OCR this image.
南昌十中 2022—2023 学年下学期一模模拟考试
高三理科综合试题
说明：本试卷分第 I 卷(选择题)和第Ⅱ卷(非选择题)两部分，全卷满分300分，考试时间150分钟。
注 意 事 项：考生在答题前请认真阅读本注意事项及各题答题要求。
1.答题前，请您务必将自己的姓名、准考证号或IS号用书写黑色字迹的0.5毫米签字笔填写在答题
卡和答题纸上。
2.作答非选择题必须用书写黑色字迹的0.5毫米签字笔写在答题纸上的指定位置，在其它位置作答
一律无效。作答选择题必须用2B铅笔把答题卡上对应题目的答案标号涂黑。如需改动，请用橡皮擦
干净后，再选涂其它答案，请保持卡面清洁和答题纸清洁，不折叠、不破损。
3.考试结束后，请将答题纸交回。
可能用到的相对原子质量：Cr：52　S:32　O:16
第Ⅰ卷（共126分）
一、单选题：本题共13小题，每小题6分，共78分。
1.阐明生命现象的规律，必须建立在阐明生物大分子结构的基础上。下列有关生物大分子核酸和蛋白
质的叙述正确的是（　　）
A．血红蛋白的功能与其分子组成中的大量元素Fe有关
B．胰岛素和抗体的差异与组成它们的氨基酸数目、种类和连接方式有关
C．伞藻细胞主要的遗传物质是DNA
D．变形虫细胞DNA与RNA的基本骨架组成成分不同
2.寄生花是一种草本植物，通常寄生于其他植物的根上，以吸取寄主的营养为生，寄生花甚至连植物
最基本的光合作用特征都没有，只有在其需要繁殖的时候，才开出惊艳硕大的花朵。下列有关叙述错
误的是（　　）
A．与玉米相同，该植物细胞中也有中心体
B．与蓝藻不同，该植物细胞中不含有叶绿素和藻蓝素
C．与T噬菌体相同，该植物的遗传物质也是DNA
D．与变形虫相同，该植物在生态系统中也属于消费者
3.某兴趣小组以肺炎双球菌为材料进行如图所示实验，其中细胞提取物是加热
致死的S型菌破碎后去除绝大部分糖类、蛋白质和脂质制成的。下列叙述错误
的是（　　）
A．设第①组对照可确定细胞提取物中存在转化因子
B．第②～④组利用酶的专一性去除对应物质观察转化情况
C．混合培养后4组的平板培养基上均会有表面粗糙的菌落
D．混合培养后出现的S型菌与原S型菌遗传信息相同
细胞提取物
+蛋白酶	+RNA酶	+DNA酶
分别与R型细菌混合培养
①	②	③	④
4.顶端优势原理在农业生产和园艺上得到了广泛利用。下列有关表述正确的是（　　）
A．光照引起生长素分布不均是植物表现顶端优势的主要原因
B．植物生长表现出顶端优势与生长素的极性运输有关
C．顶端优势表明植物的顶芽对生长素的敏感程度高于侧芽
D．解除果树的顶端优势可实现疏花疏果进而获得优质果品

Exercise directions: Send back every record, precisely as written.

Exercise response:
OCR this image.
南昌十中 2022—2023 学年下学期一模模拟考试
高三理科综合试题
说明：本试卷分第 I 卷(选择题)和第Ⅱ卷(非选择题)两部分，全卷满分300分，考试时间150分钟。
注 意 事 项：考生在答题前请认真阅读本注意事项及各题答题要求。
1.答题前，请您务必将自己的姓名、准考证号或IS号用书写黑色字迹的0.5毫米签字笔填写在答题
卡和答题纸上。
2.作答非选择题必须用书写黑色字迹的0.5毫米签字笔写在答题纸上的指定位置，在其它位置作答
一律无效。作答选择题必须用2B铅笔把答题卡上对应题目的答案标号涂黑。如需改动，请用橡皮擦
干净后，再选涂其它答案，请保持卡面清洁和答题纸清洁，不折叠、不破损。
3.考试结束后，请将答题纸交回。
可能用到的相对原子质量：Cr：52　S:32　O:16
第Ⅰ卷（共126分）
一、单选题：本题共13小题，每小题6分，共78分。
1.阐明生命现象的规律，必须建立在阐明生物大分子结构的基础上。下列有关生物大分子核酸和蛋白
质的叙述正确的是（　　）
A．血红蛋白的功能与其分子组成中的大量元素Fe有关
B．胰岛素和抗体的差异与组成它们的氨基酸数目、种类和连接方式有关
C．伞藻细胞主要的遗传物质是DNA
D．变形虫细胞DNA与RNA的基本骨架组成成分不同
2.寄生花是一种草本植物，通常寄生于其他植物的根上，以吸取寄主的营养为生，寄生花甚至连植物
最基本的光合作用特征都没有，只有在其需要繁殖的时候，才开出惊艳硕大的花朵。下列有关叙述错
误的是（　　）
A．与玉米相同，该植物细胞中也有中心体
B．与蓝藻不同，该植物细胞中不含有叶绿素和藻蓝素
C．与T噬菌体相同，该植物的遗传物质也是DNA
D．与变形虫相同，该植物在生态系统中也属于消费者
3.某兴趣小组以肺炎双球菌为材料进行如图所示实验，其中细胞提取物是加热
致死的S型菌破碎后去除绝大部分糖类、蛋白质和脂质制成的。下列叙述错误
的是（　　）
A．设第①组对照可确定细胞提取物中存在转化因子
B．第②～④组利用酶的专一性去除对应物质观察转化情况
C．混合培养后4组的平板培养基上均会有表面粗糙的菌落
D．混合培养后出现的S型菌与原S型菌遗传信息相同
细胞提取物
+蛋白酶	+RNA酶	+DNA酶
分别与R型细菌混合培养
①	②	③	④
4.顶端优势原理在农业生产和园艺上得到了广泛利用。下列有关表述正确的是（　　）
A．光照引起生长素分布不均是植物表现顶端优势的主要原因
B．植物生长表现出顶端优势与生长素的极性运输有关
C．顶端优势表明植物的顶芽对生长素的敏感程度高于侧芽
D．解除果树的顶端优势可实现疏花疏果进而获得优质果品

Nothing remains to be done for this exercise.